§ Short task
Repeat the listing below line for line without changing any of it, leaving out the pictures.

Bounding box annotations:
+++

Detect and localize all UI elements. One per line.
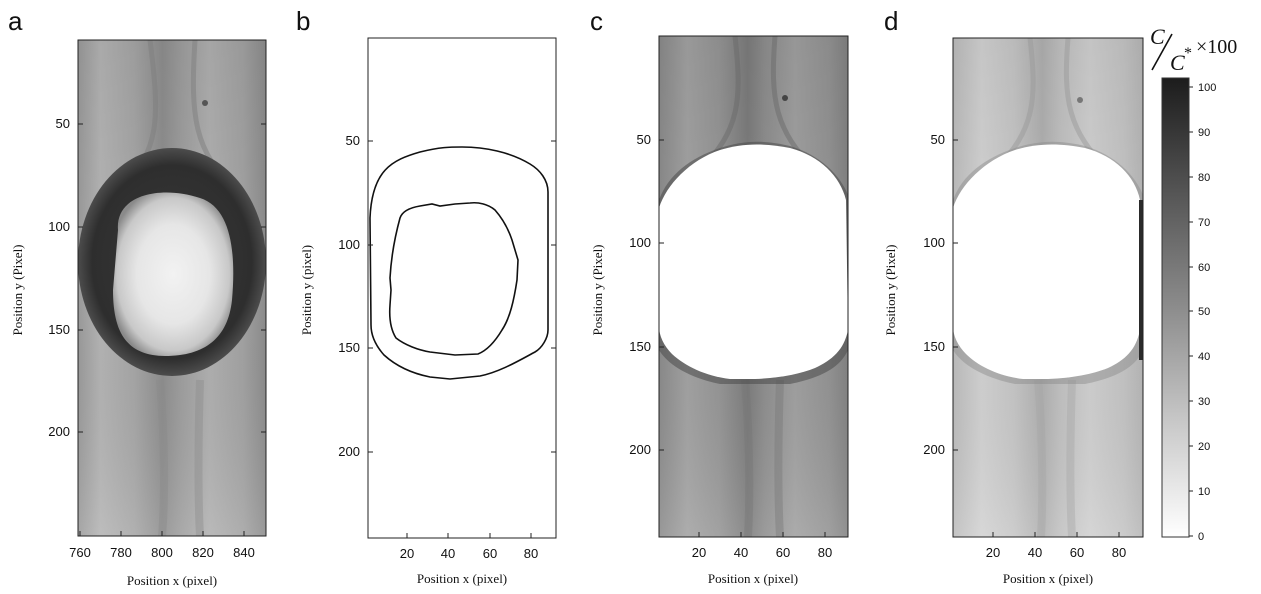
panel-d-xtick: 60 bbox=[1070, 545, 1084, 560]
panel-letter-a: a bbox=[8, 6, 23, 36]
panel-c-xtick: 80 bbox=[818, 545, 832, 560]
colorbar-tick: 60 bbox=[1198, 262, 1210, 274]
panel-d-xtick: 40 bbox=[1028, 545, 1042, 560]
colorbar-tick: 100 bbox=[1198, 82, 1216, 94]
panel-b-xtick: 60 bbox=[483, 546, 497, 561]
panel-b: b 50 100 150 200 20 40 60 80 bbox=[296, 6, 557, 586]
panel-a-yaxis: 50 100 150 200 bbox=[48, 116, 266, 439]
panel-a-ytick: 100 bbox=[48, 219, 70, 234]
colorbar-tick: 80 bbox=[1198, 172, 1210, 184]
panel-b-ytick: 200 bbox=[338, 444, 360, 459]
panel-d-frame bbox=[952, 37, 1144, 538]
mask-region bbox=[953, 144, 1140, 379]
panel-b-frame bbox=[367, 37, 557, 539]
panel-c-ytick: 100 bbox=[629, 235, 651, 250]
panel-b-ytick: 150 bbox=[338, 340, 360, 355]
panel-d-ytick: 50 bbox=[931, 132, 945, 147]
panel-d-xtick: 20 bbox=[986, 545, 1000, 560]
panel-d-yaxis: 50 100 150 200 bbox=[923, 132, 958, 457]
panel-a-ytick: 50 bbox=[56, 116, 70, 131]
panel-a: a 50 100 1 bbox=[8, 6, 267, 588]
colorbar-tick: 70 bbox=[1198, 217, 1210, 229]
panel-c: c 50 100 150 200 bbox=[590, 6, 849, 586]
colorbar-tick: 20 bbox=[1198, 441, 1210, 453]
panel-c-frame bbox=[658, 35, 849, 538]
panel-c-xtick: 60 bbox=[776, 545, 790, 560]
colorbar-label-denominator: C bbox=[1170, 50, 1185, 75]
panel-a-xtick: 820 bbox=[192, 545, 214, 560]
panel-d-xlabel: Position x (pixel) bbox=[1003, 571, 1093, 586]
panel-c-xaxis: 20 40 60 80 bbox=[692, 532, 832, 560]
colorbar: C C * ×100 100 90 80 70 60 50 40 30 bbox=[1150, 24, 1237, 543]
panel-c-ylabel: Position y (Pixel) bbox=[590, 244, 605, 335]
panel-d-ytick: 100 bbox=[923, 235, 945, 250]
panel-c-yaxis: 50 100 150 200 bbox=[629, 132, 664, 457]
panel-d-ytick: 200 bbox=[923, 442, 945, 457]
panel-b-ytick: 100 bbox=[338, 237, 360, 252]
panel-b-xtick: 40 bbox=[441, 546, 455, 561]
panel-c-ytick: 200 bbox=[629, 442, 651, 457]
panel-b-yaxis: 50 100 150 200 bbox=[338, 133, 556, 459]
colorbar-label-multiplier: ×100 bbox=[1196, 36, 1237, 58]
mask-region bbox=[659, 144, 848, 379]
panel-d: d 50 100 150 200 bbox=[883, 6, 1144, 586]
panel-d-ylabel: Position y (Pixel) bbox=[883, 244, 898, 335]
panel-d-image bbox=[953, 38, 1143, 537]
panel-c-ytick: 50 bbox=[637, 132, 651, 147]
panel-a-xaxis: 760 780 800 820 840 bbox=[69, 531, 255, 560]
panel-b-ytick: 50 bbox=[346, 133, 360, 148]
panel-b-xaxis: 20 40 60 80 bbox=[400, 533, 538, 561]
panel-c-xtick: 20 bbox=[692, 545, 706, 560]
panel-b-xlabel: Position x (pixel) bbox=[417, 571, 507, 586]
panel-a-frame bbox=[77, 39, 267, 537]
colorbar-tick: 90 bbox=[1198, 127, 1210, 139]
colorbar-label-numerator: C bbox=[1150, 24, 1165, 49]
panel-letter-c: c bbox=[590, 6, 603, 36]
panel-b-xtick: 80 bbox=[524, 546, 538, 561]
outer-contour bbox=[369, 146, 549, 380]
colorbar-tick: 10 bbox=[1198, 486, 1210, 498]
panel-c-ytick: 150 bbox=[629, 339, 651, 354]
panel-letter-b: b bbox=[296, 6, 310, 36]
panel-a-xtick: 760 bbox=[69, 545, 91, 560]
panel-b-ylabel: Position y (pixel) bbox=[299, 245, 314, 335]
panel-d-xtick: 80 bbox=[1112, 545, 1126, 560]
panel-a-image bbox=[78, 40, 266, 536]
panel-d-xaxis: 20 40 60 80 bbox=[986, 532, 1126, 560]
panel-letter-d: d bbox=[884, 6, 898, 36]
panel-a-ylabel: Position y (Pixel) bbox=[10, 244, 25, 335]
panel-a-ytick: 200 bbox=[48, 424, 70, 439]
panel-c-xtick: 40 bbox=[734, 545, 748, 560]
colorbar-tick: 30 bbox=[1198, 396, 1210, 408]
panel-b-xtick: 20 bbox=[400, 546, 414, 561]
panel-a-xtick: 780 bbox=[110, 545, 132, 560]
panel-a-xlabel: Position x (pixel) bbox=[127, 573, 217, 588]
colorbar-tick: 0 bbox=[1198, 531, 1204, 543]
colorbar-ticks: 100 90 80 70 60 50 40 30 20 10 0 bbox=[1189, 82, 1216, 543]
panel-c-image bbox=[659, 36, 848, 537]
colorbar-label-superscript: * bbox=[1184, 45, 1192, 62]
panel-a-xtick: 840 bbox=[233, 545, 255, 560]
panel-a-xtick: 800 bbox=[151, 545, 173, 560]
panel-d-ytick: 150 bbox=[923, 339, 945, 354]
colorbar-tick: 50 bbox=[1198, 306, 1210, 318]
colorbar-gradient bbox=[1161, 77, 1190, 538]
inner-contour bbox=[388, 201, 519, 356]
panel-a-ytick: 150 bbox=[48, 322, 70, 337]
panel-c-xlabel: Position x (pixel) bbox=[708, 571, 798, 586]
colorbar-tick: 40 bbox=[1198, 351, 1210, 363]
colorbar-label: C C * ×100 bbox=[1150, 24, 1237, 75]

+++

§ Answer to the task
Detect and localize all UI elements. One per line.
panel-d-xtick: 60 bbox=[1070, 545, 1084, 560]
panel-letter-a: a bbox=[8, 6, 23, 36]
panel-c-xtick: 80 bbox=[818, 545, 832, 560]
colorbar-tick: 60 bbox=[1198, 262, 1210, 274]
panel-d-xtick: 40 bbox=[1028, 545, 1042, 560]
colorbar-tick: 100 bbox=[1198, 82, 1216, 94]
panel-b-xtick: 60 bbox=[483, 546, 497, 561]
panel-b: b 50 100 150 200 20 40 60 80 bbox=[296, 6, 557, 586]
panel-a-yaxis: 50 100 150 200 bbox=[48, 116, 266, 439]
panel-a-ytick: 100 bbox=[48, 219, 70, 234]
colorbar-tick: 80 bbox=[1198, 172, 1210, 184]
panel-b-ytick: 200 bbox=[338, 444, 360, 459]
panel-d-frame bbox=[952, 37, 1144, 538]
mask-region bbox=[953, 144, 1140, 379]
panel-b-frame bbox=[367, 37, 557, 539]
panel-c-ytick: 100 bbox=[629, 235, 651, 250]
panel-b-ytick: 150 bbox=[338, 340, 360, 355]
panel-d-ytick: 50 bbox=[931, 132, 945, 147]
panel-d-xtick: 20 bbox=[986, 545, 1000, 560]
panel-d-yaxis: 50 100 150 200 bbox=[923, 132, 958, 457]
panel-a-ytick: 50 bbox=[56, 116, 70, 131]
panel-a: a 50 100 1 bbox=[8, 6, 267, 588]
colorbar-tick: 70 bbox=[1198, 217, 1210, 229]
panel-c: c 50 100 150 200 bbox=[590, 6, 849, 586]
colorbar-tick: 20 bbox=[1198, 441, 1210, 453]
panel-c-frame bbox=[658, 35, 849, 538]
panel-c-xtick: 60 bbox=[776, 545, 790, 560]
colorbar-label-denominator: C bbox=[1170, 50, 1185, 75]
panel-a-xtick: 820 bbox=[192, 545, 214, 560]
panel-d-xlabel: Position x (pixel) bbox=[1003, 571, 1093, 586]
panel-c-xaxis: 20 40 60 80 bbox=[692, 532, 832, 560]
colorbar: C C * ×100 100 90 80 70 60 50 40 30 bbox=[1150, 24, 1237, 543]
panel-c-ylabel: Position y (Pixel) bbox=[590, 244, 605, 335]
panel-d-ytick: 100 bbox=[923, 235, 945, 250]
panel-c-yaxis: 50 100 150 200 bbox=[629, 132, 664, 457]
panel-d-ytick: 200 bbox=[923, 442, 945, 457]
panel-b-ytick: 100 bbox=[338, 237, 360, 252]
panel-b-xtick: 40 bbox=[441, 546, 455, 561]
panel-c-ytick: 200 bbox=[629, 442, 651, 457]
panel-b-yaxis: 50 100 150 200 bbox=[338, 133, 556, 459]
colorbar-label-multiplier: ×100 bbox=[1196, 36, 1237, 58]
mask-region bbox=[659, 144, 848, 379]
panel-d: d 50 100 150 200 bbox=[883, 6, 1144, 586]
panel-d-ylabel: Position y (Pixel) bbox=[883, 244, 898, 335]
panel-d-image bbox=[953, 38, 1143, 537]
panel-c-ytick: 50 bbox=[637, 132, 651, 147]
panel-a-xaxis: 760 780 800 820 840 bbox=[69, 531, 255, 560]
panel-b-ytick: 50 bbox=[346, 133, 360, 148]
panel-b-xaxis: 20 40 60 80 bbox=[400, 533, 538, 561]
panel-c-xtick: 20 bbox=[692, 545, 706, 560]
panel-b-xlabel: Position x (pixel) bbox=[417, 571, 507, 586]
panel-a-frame bbox=[77, 39, 267, 537]
colorbar-tick: 90 bbox=[1198, 127, 1210, 139]
colorbar-label-numerator: C bbox=[1150, 24, 1165, 49]
panel-letter-c: c bbox=[590, 6, 603, 36]
panel-b-xtick: 80 bbox=[524, 546, 538, 561]
outer-contour bbox=[369, 146, 549, 380]
colorbar-tick: 10 bbox=[1198, 486, 1210, 498]
panel-c-ytick: 150 bbox=[629, 339, 651, 354]
panel-letter-b: b bbox=[296, 6, 310, 36]
panel-a-xtick: 760 bbox=[69, 545, 91, 560]
panel-b-ylabel: Position y (pixel) bbox=[299, 245, 314, 335]
panel-d-xtick: 80 bbox=[1112, 545, 1126, 560]
panel-a-image bbox=[78, 40, 266, 536]
panel-d-xaxis: 20 40 60 80 bbox=[986, 532, 1126, 560]
panel-letter-d: d bbox=[884, 6, 898, 36]
panel-a-ylabel: Position y (Pixel) bbox=[10, 244, 25, 335]
panel-a-ytick: 200 bbox=[48, 424, 70, 439]
panel-c-xtick: 40 bbox=[734, 545, 748, 560]
colorbar-tick: 30 bbox=[1198, 396, 1210, 408]
panel-b-xtick: 20 bbox=[400, 546, 414, 561]
panel-a-xtick: 780 bbox=[110, 545, 132, 560]
panel-a-xlabel: Position x (pixel) bbox=[127, 573, 217, 588]
colorbar-tick: 0 bbox=[1198, 531, 1204, 543]
colorbar-ticks: 100 90 80 70 60 50 40 30 20 10 0 bbox=[1189, 82, 1216, 543]
panel-c-image bbox=[659, 36, 848, 537]
colorbar-label-superscript: * bbox=[1184, 45, 1192, 62]
panel-a-xtick: 840 bbox=[233, 545, 255, 560]
panel-a-xtick: 800 bbox=[151, 545, 173, 560]
panel-d-ytick: 150 bbox=[923, 339, 945, 354]
colorbar-tick: 50 bbox=[1198, 306, 1210, 318]
colorbar-gradient bbox=[1161, 77, 1190, 538]
inner-contour bbox=[388, 201, 519, 356]
panel-a-ytick: 150 bbox=[48, 322, 70, 337]
panel-c-xlabel: Position x (pixel) bbox=[708, 571, 798, 586]
colorbar-tick: 40 bbox=[1198, 351, 1210, 363]
colorbar-label: C C * ×100 bbox=[1150, 24, 1237, 75]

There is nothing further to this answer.